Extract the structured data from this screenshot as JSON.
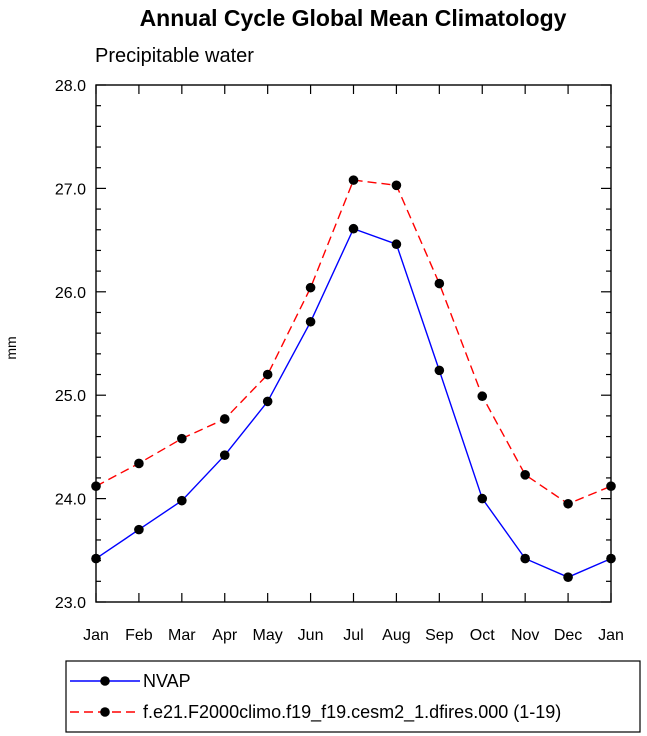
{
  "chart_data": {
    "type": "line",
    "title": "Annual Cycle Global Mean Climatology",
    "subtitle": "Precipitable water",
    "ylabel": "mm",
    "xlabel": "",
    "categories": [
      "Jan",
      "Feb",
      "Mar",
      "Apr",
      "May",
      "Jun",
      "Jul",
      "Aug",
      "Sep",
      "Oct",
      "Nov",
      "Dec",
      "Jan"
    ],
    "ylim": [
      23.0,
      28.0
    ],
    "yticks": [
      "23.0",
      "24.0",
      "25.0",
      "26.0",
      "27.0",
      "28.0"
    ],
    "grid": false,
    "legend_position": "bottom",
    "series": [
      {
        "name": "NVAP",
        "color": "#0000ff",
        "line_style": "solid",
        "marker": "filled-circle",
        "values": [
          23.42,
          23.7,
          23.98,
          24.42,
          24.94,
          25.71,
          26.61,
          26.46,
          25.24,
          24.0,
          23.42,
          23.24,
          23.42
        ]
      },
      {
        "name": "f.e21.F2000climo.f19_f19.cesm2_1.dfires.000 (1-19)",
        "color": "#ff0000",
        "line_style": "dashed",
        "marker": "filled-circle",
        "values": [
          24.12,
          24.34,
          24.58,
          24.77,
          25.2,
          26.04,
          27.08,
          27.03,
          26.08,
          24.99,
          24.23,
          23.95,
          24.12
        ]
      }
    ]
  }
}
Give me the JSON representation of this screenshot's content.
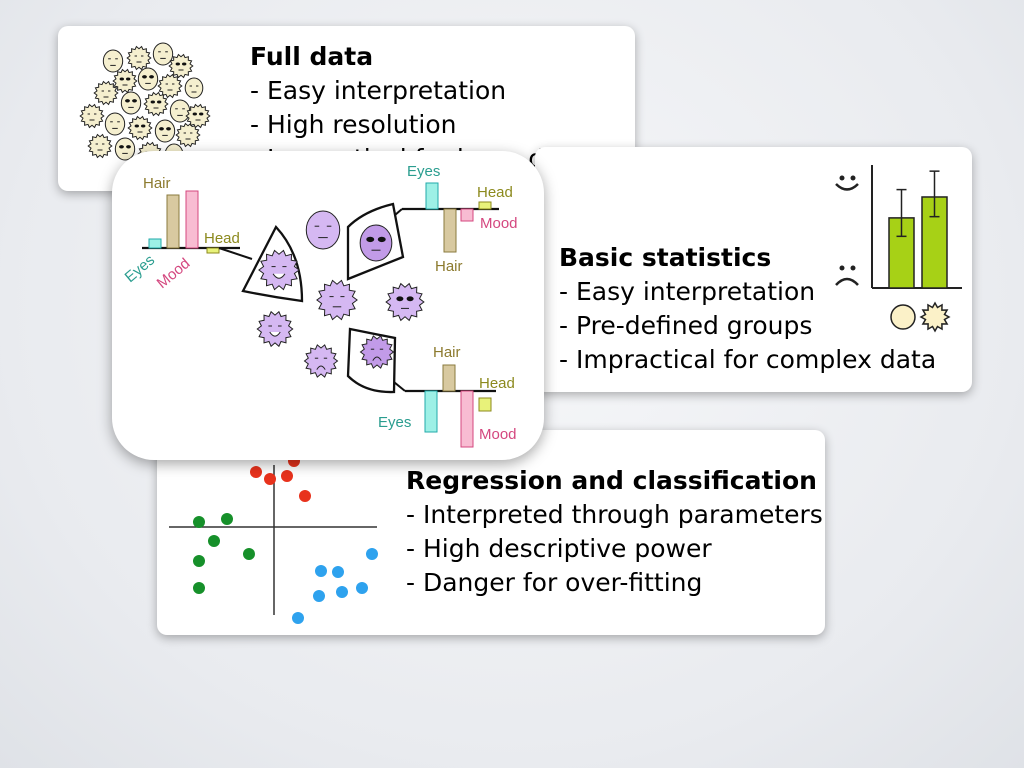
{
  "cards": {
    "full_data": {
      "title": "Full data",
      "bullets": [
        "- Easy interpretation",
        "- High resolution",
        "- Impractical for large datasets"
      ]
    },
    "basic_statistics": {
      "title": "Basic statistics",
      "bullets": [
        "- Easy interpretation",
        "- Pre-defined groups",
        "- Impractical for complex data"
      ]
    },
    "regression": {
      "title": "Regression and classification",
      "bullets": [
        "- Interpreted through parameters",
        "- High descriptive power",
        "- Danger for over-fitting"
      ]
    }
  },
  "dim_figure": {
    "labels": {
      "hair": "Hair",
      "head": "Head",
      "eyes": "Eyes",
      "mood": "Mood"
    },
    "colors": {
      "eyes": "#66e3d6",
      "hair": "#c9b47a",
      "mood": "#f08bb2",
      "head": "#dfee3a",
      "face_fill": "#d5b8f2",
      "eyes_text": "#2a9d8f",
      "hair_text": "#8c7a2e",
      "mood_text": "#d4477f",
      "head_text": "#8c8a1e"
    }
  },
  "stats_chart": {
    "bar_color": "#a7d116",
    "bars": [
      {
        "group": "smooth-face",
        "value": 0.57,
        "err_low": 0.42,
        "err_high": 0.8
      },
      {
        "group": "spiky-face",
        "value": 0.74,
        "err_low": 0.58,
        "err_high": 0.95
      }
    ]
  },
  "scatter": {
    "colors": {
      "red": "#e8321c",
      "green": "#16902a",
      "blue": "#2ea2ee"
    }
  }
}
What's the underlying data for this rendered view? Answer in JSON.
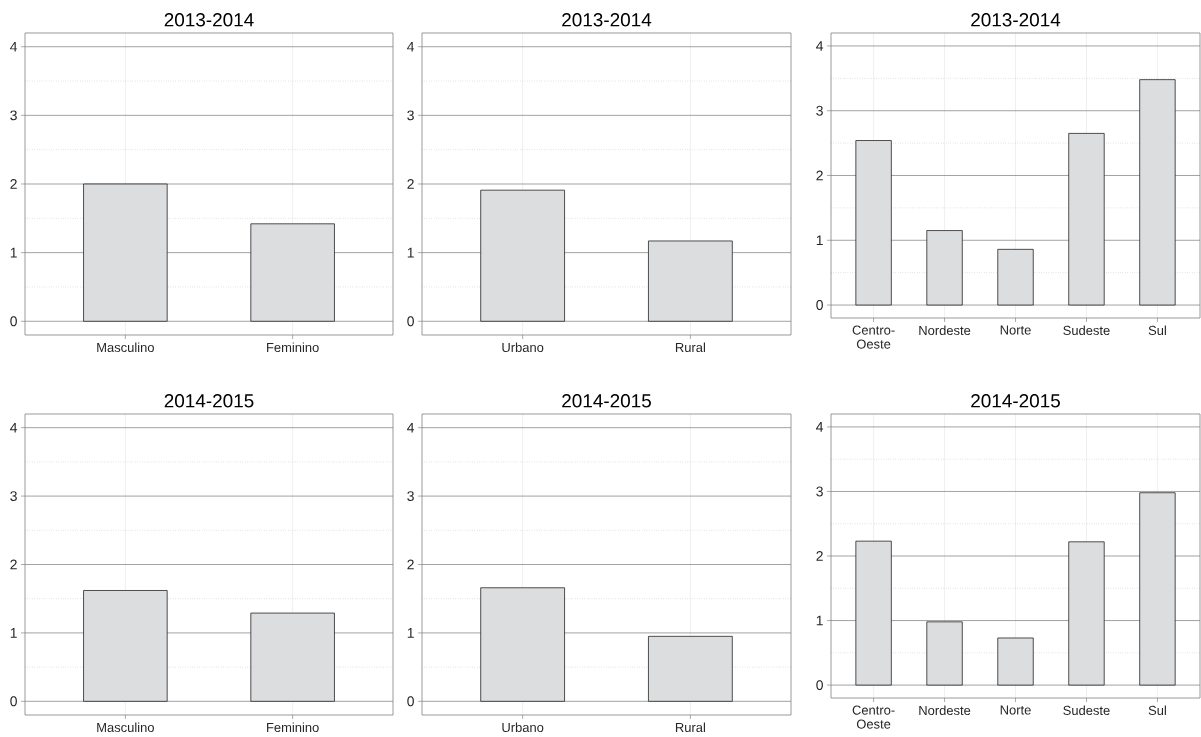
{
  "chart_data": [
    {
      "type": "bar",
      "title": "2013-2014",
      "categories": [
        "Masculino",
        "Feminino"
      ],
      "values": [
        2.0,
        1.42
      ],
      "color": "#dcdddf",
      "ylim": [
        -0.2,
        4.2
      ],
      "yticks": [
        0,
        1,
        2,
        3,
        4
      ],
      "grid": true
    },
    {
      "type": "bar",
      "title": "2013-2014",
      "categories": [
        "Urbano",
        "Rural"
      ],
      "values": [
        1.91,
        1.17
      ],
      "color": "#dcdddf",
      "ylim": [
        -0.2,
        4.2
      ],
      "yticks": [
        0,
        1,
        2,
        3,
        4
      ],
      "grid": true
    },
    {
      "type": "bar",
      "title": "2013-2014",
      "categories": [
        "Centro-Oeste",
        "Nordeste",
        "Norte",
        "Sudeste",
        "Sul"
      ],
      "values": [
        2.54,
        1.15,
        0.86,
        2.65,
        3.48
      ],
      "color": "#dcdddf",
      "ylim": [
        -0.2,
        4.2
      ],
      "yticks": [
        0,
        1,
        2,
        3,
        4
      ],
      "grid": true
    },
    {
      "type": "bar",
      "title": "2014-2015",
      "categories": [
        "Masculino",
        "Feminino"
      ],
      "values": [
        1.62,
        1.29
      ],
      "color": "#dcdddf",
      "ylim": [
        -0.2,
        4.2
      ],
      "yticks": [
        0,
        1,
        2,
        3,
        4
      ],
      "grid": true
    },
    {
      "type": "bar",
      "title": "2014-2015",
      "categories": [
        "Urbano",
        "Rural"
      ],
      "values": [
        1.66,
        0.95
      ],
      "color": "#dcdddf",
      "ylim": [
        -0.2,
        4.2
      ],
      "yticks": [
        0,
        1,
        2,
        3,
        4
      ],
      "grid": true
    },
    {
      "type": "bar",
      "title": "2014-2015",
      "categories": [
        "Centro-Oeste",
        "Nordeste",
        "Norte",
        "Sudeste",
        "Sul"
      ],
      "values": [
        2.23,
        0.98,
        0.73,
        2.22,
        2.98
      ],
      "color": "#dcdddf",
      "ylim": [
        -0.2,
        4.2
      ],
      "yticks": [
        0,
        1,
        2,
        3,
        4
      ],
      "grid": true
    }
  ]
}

========

● **STATED EXERCISE**: Print each of the records above exactly as written, leaving no picture in the copy.

● **ANSWER TO THE EXERCISE**:
Extract the structured data from this screenshot as JSON.
{
  "chart_data": {
    "type": "line",
    "title": "Annual Cycle Global Mean Climatology",
    "subtitle": "Precipitable water",
    "ylabel": "mm",
    "xlabel": "",
    "categories": [
      "Jan",
      "Feb",
      "Mar",
      "Apr",
      "May",
      "Jun",
      "Jul",
      "Aug",
      "Sep",
      "Oct",
      "Nov",
      "Dec",
      "Jan"
    ],
    "ylim": [
      23.0,
      28.0
    ],
    "yticks": [
      "23.0",
      "24.0",
      "25.0",
      "26.0",
      "27.0",
      "28.0"
    ],
    "grid": false,
    "legend_position": "bottom",
    "series": [
      {
        "name": "NVAP",
        "color": "#0000ff",
        "line_style": "solid",
        "marker": "filled-circle",
        "values": [
          23.42,
          23.7,
          23.98,
          24.42,
          24.94,
          25.71,
          26.61,
          26.46,
          25.24,
          24.0,
          23.42,
          23.24,
          23.42
        ]
      },
      {
        "name": "f.e21.F2000climo.f19_f19.cesm2_1.dfires.000 (1-19)",
        "color": "#ff0000",
        "line_style": "dashed",
        "marker": "filled-circle",
        "values": [
          24.12,
          24.34,
          24.58,
          24.77,
          25.2,
          26.04,
          27.08,
          27.03,
          26.08,
          24.99,
          24.23,
          23.95,
          24.12
        ]
      }
    ]
  }
}
Give me the JSON representation of this screenshot's content.
{
  "cards": {
    "full_data": {
      "title": "Full data",
      "bullets": [
        "- Easy interpretation",
        "- High resolution",
        "- Impractical for large datasets"
      ]
    },
    "basic_statistics": {
      "title": "Basic statistics",
      "bullets": [
        "- Easy interpretation",
        "- Pre-defined groups",
        "- Impractical for complex data"
      ]
    },
    "regression": {
      "title": "Regression and classification",
      "bullets": [
        "- Interpreted through parameters",
        "- High descriptive power",
        "- Danger for over-fitting"
      ]
    }
  },
  "dim_figure": {
    "labels": {
      "hair": "Hair",
      "head": "Head",
      "eyes": "Eyes",
      "mood": "Mood"
    },
    "colors": {
      "eyes": "#66e3d6",
      "hair": "#c9b47a",
      "mood": "#f08bb2",
      "head": "#dfee3a",
      "face_fill": "#d5b8f2",
      "eyes_text": "#2a9d8f",
      "hair_text": "#8c7a2e",
      "mood_text": "#d4477f",
      "head_text": "#8c8a1e"
    }
  },
  "stats_chart": {
    "bar_color": "#a7d116",
    "bars": [
      {
        "group": "smooth-face",
        "value": 0.57,
        "err_low": 0.42,
        "err_high": 0.8
      },
      {
        "group": "spiky-face",
        "value": 0.74,
        "err_low": 0.58,
        "err_high": 0.95
      }
    ]
  },
  "scatter": {
    "colors": {
      "red": "#e8321c",
      "green": "#16902a",
      "blue": "#2ea2ee"
    }
  }
}
What's the underlying data for this rendered view? Answer in JSON.
{
  "chart_data": [
    {
      "type": "bar",
      "title": "2013-2014",
      "categories": [
        "Masculino",
        "Feminino"
      ],
      "values": [
        2.0,
        1.42
      ],
      "color": "#dcdddf",
      "ylim": [
        -0.2,
        4.2
      ],
      "yticks": [
        0,
        1,
        2,
        3,
        4
      ],
      "grid": true
    },
    {
      "type": "bar",
      "title": "2013-2014",
      "categories": [
        "Urbano",
        "Rural"
      ],
      "values": [
        1.91,
        1.17
      ],
      "color": "#dcdddf",
      "ylim": [
        -0.2,
        4.2
      ],
      "yticks": [
        0,
        1,
        2,
        3,
        4
      ],
      "grid": true
    },
    {
      "type": "bar",
      "title": "2013-2014",
      "categories": [
        "Centro-Oeste",
        "Nordeste",
        "Norte",
        "Sudeste",
        "Sul"
      ],
      "values": [
        2.54,
        1.15,
        0.86,
        2.65,
        3.48
      ],
      "color": "#dcdddf",
      "ylim": [
        -0.2,
        4.2
      ],
      "yticks": [
        0,
        1,
        2,
        3,
        4
      ],
      "grid": true
    },
    {
      "type": "bar",
      "title": "2014-2015",
      "categories": [
        "Masculino",
        "Feminino"
      ],
      "values": [
        1.62,
        1.29
      ],
      "color": "#dcdddf",
      "ylim": [
        -0.2,
        4.2
      ],
      "yticks": [
        0,
        1,
        2,
        3,
        4
      ],
      "grid": true
    },
    {
      "type": "bar",
      "title": "2014-2015",
      "categories": [
        "Urbano",
        "Rural"
      ],
      "values": [
        1.66,
        0.95
      ],
      "color": "#dcdddf",
      "ylim": [
        -0.2,
        4.2
      ],
      "yticks": [
        0,
        1,
        2,
        3,
        4
      ],
      "grid": true
    },
    {
      "type": "bar",
      "title": "2014-2015",
      "categories": [
        "Centro-Oeste",
        "Nordeste",
        "Norte",
        "Sudeste",
        "Sul"
      ],
      "values": [
        2.23,
        0.98,
        0.73,
        2.22,
        2.98
      ],
      "color": "#dcdddf",
      "ylim": [
        -0.2,
        4.2
      ],
      "yticks": [
        0,
        1,
        2,
        3,
        4
      ],
      "grid": true
    }
  ]
}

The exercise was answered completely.